» Aim of the exercise: Copy each line of the listing below exactly.
# START OF Given information
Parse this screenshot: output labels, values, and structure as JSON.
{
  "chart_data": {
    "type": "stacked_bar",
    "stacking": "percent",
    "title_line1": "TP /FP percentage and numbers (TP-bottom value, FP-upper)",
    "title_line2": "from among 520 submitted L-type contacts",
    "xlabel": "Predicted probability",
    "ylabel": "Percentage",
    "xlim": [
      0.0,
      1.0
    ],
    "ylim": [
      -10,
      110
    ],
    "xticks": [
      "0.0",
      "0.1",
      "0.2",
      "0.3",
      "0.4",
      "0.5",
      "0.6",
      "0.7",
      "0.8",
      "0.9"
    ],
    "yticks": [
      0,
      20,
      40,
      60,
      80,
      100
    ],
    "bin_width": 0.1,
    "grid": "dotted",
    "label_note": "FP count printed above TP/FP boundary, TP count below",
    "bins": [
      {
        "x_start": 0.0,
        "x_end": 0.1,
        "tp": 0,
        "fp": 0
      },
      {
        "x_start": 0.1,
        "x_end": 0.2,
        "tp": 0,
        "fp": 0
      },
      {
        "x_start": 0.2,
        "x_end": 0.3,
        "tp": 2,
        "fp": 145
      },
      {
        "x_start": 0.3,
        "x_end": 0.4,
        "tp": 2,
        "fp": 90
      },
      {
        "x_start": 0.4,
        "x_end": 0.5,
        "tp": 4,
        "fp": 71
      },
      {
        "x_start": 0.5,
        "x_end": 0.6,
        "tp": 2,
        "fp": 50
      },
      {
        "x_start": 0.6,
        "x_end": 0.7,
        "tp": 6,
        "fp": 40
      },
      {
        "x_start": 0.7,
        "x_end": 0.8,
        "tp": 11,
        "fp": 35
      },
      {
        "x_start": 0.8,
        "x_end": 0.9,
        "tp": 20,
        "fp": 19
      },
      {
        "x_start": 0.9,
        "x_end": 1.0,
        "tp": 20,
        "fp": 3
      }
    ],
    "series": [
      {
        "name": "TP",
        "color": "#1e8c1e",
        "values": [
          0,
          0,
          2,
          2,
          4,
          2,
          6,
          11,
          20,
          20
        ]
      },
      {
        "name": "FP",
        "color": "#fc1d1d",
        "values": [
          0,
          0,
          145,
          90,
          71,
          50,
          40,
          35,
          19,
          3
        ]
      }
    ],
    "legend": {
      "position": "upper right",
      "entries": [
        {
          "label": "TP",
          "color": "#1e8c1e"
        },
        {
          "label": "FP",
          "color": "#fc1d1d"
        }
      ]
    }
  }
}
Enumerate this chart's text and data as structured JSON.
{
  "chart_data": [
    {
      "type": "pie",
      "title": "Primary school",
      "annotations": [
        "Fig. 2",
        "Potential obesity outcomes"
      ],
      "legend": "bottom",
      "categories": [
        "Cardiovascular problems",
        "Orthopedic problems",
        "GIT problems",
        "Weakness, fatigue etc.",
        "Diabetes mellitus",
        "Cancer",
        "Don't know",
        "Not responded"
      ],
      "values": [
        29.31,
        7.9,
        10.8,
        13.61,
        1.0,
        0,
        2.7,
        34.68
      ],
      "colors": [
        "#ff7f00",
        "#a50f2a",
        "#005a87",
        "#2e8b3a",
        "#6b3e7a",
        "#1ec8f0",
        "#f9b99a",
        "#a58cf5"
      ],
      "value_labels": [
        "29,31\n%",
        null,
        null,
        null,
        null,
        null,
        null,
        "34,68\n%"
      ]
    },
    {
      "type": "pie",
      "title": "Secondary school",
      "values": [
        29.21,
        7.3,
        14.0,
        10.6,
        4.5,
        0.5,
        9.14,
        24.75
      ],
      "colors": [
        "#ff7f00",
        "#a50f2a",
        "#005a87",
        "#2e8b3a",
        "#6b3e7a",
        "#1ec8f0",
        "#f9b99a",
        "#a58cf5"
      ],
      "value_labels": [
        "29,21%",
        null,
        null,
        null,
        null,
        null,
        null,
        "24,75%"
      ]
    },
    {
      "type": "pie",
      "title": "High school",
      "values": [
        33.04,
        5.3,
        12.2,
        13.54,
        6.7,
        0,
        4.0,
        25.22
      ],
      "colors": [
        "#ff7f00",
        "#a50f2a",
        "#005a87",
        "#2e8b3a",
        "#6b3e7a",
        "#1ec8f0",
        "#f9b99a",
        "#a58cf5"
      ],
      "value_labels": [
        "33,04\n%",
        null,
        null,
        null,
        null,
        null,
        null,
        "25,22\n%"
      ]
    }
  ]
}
# END OF Given information
» Complete output:
Parse this screenshot: output labels, values, and structure as JSON.
{
  "chart_data": {
    "type": "stacked_bar",
    "stacking": "percent",
    "title_line1": "TP /FP percentage and numbers (TP-bottom value, FP-upper)",
    "title_line2": "from among 520 submitted L-type contacts",
    "xlabel": "Predicted probability",
    "ylabel": "Percentage",
    "xlim": [
      0.0,
      1.0
    ],
    "ylim": [
      -10,
      110
    ],
    "xticks": [
      "0.0",
      "0.1",
      "0.2",
      "0.3",
      "0.4",
      "0.5",
      "0.6",
      "0.7",
      "0.8",
      "0.9"
    ],
    "yticks": [
      0,
      20,
      40,
      60,
      80,
      100
    ],
    "bin_width": 0.1,
    "grid": "dotted",
    "label_note": "FP count printed above TP/FP boundary, TP count below",
    "bins": [
      {
        "x_start": 0.0,
        "x_end": 0.1,
        "tp": 0,
        "fp": 0
      },
      {
        "x_start": 0.1,
        "x_end": 0.2,
        "tp": 0,
        "fp": 0
      },
      {
        "x_start": 0.2,
        "x_end": 0.3,
        "tp": 2,
        "fp": 145
      },
      {
        "x_start": 0.3,
        "x_end": 0.4,
        "tp": 2,
        "fp": 90
      },
      {
        "x_start": 0.4,
        "x_end": 0.5,
        "tp": 4,
        "fp": 71
      },
      {
        "x_start": 0.5,
        "x_end": 0.6,
        "tp": 2,
        "fp": 50
      },
      {
        "x_start": 0.6,
        "x_end": 0.7,
        "tp": 6,
        "fp": 40
      },
      {
        "x_start": 0.7,
        "x_end": 0.8,
        "tp": 11,
        "fp": 35
      },
      {
        "x_start": 0.8,
        "x_end": 0.9,
        "tp": 20,
        "fp": 19
      },
      {
        "x_start": 0.9,
        "x_end": 1.0,
        "tp": 20,
        "fp": 3
      }
    ],
    "series": [
      {
        "name": "TP",
        "color": "#1e8c1e",
        "values": [
          0,
          0,
          2,
          2,
          4,
          2,
          6,
          11,
          20,
          20
        ]
      },
      {
        "name": "FP",
        "color": "#fc1d1d",
        "values": [
          0,
          0,
          145,
          90,
          71,
          50,
          40,
          35,
          19,
          3
        ]
      }
    ],
    "legend": {
      "position": "upper right",
      "entries": [
        {
          "label": "TP",
          "color": "#1e8c1e"
        },
        {
          "label": "FP",
          "color": "#fc1d1d"
        }
      ]
    }
  }
}
Enumerate this chart's text and data as structured JSON.
{
  "chart_data": [
    {
      "type": "pie",
      "title": "Primary school",
      "annotations": [
        "Fig. 2",
        "Potential obesity outcomes"
      ],
      "legend": "bottom",
      "categories": [
        "Cardiovascular problems",
        "Orthopedic problems",
        "GIT problems",
        "Weakness, fatigue etc.",
        "Diabetes mellitus",
        "Cancer",
        "Don't know",
        "Not responded"
      ],
      "values": [
        29.31,
        7.9,
        10.8,
        13.61,
        1.0,
        0,
        2.7,
        34.68
      ],
      "colors": [
        "#ff7f00",
        "#a50f2a",
        "#005a87",
        "#2e8b3a",
        "#6b3e7a",
        "#1ec8f0",
        "#f9b99a",
        "#a58cf5"
      ],
      "value_labels": [
        "29,31\n%",
        null,
        null,
        null,
        null,
        null,
        null,
        "34,68\n%"
      ]
    },
    {
      "type": "pie",
      "title": "Secondary school",
      "values": [
        29.21,
        7.3,
        14.0,
        10.6,
        4.5,
        0.5,
        9.14,
        24.75
      ],
      "colors": [
        "#ff7f00",
        "#a50f2a",
        "#005a87",
        "#2e8b3a",
        "#6b3e7a",
        "#1ec8f0",
        "#f9b99a",
        "#a58cf5"
      ],
      "value_labels": [
        "29,21%",
        null,
        null,
        null,
        null,
        null,
        null,
        "24,75%"
      ]
    },
    {
      "type": "pie",
      "title": "High school",
      "values": [
        33.04,
        5.3,
        12.2,
        13.54,
        6.7,
        0,
        4.0,
        25.22
      ],
      "colors": [
        "#ff7f00",
        "#a50f2a",
        "#005a87",
        "#2e8b3a",
        "#6b3e7a",
        "#1ec8f0",
        "#f9b99a",
        "#a58cf5"
      ],
      "value_labels": [
        "33,04\n%",
        null,
        null,
        null,
        null,
        null,
        null,
        "25,22\n%"
      ]
    }
  ]
}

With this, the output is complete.